§ **À faire**
Recopiez à l'identique le passage du texte sur les communautés aymara du Norte-Potosí, en commençant à "Dans cette région" et en terminant à "étages écologiques différents.".

Par Laurence Charlier Zeineddine, maîtresse de conférences en anthropologie à l’université Toulouse Jean Jaurès (LISST). Elle est spécialiste de la Bolivie et des Andes.

Comme de nombreux pays, la Bolivie n’a pas échappé au confinement en 2020. Mais que signifie le fait d’être confiné pour les populations aymara du Norte-Potosí qui cultivent sur des étages écologiques différents ? Quelles sont les implications ?

Dans cette région des Andes méridionales, les membres des communautés agropastorales sont organisés en lignage (ayllus). Leurs membres sont unis par des liens de parenté, soumis à des autorités communes (humaines ou non) et partagent un territoire. Mais celui-ci est particulier : il est étagé. Afin de varier la production et de faire face aux contraintes climatiques, les habitants de la région cultivent sur deux étages écologiques : les Hauts-Plateaux (Puna), entre 3500 et 3900 m (tubercules, quinoa, orge, fèves [photo1]) et les vallées entre 2200 et 3500 m (versants modelés par des terrasses de culture : maïs, pommes de terre, blé, arachides [photo 2]). Un même groupe ethnique ou ayllu contrôle donc simultanément des territoires séparés et localisés dans des étages écologiques différents.

Photo 1 : Les Hauts-Plateaux du Norte-Potosí, semailles des pommes de terre. (Laurence Charlier)

Cette exploitation en archipels (Murra, 1972)[1] requière une organisation saisonnière et familiale. Dans le Norte-Potosí, l’agriculture est en effet rythmée par deux saisons : une saison des pluies (de novembre à février) et une saison sèche. Certains habitants des Hauts-Plateaux se rendent ainsi dans les vallées[2] où ils ont un autre domicile, deux fois par an : en mai pour les récoltes du maïs[3] et en octobre pour les semailles. [Photo 3] Il est toutefois malvenu de repartir une fois les semailles ou les récoltes terminées. Si depuis la réforme agraire (1953), la loi qui régit le foncier stipule que « la terre appartient à ceux qui la travaillent », ce travail n’est pas suffisant pour légitimer l’appartenance communautaire et donc l’accès au foncier. Celui-ci implique la participation à des charges (politiques, religieuses) et des obligations touchant le collectif (maintien des routes, réparation du toit de l’école, etc.). La culture bizonale impose par ailleurs de composer avec deux systèmes d’organisation différents : les Hauts-Plateaux sont organisés en ayllus alors que les vallées sont réparties en syndicats (suite à la réforme agraire)[4], le syndicalisme imposant le paiement d’une amende aux absents qui ne participent pas aux charges communes.

Photo 2 : Les vallées du Norte-Potosí (Laurence Charlier).

§ **Liste des lignes**
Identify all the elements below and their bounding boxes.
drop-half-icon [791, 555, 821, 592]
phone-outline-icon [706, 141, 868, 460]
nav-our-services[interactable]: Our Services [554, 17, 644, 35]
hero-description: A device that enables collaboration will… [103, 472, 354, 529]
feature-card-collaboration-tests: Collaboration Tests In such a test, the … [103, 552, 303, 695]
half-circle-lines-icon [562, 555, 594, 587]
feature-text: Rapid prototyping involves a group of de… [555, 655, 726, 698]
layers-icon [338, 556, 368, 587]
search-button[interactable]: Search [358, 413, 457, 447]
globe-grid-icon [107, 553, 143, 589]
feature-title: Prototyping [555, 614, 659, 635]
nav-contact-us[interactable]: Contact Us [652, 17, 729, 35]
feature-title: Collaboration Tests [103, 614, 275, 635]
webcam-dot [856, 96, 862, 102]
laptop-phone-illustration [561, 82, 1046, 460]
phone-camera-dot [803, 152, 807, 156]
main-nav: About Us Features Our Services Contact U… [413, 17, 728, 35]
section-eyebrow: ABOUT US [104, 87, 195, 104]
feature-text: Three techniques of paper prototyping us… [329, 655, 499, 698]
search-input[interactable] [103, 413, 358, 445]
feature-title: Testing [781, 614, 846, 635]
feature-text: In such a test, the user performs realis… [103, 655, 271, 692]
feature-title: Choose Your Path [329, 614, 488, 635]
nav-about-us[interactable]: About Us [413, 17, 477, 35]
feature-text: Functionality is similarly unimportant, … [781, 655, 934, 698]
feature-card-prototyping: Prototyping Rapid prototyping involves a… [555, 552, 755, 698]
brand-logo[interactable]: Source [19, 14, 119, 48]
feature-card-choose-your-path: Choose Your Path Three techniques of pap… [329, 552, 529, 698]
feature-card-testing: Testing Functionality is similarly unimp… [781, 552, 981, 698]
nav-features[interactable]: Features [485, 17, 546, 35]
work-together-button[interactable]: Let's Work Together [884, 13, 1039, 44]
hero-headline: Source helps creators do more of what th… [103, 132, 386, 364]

§ **Réponse à l'exercice**
Dans cette région des Andes méridionales, les membres des communautés agropastorales sont organisés en lignage (ayllus). Leurs membres sont unis par des liens de parenté, soumis à des autorités communes (humaines ou non) et partagent un territoire. Mais celui-ci est particulier : il est étagé. Afin de varier la production et de faire face aux contraintes climatiques, les habitants de la région cultivent sur deux étages écologiques : les Hauts-Plateaux (Puna), entre 3500 et 3900 m (tubercules, quinoa, orge, fèves [photo1]) et les vallées entre 2200 et 3500 m (versants modelés par des terrasses de culture : maïs, pommes de terre, blé, arachides [photo 2]). Un même groupe ethnique ou ayllu contrôle donc simultanément des territoires séparés et localisés dans des étages écologiques différents.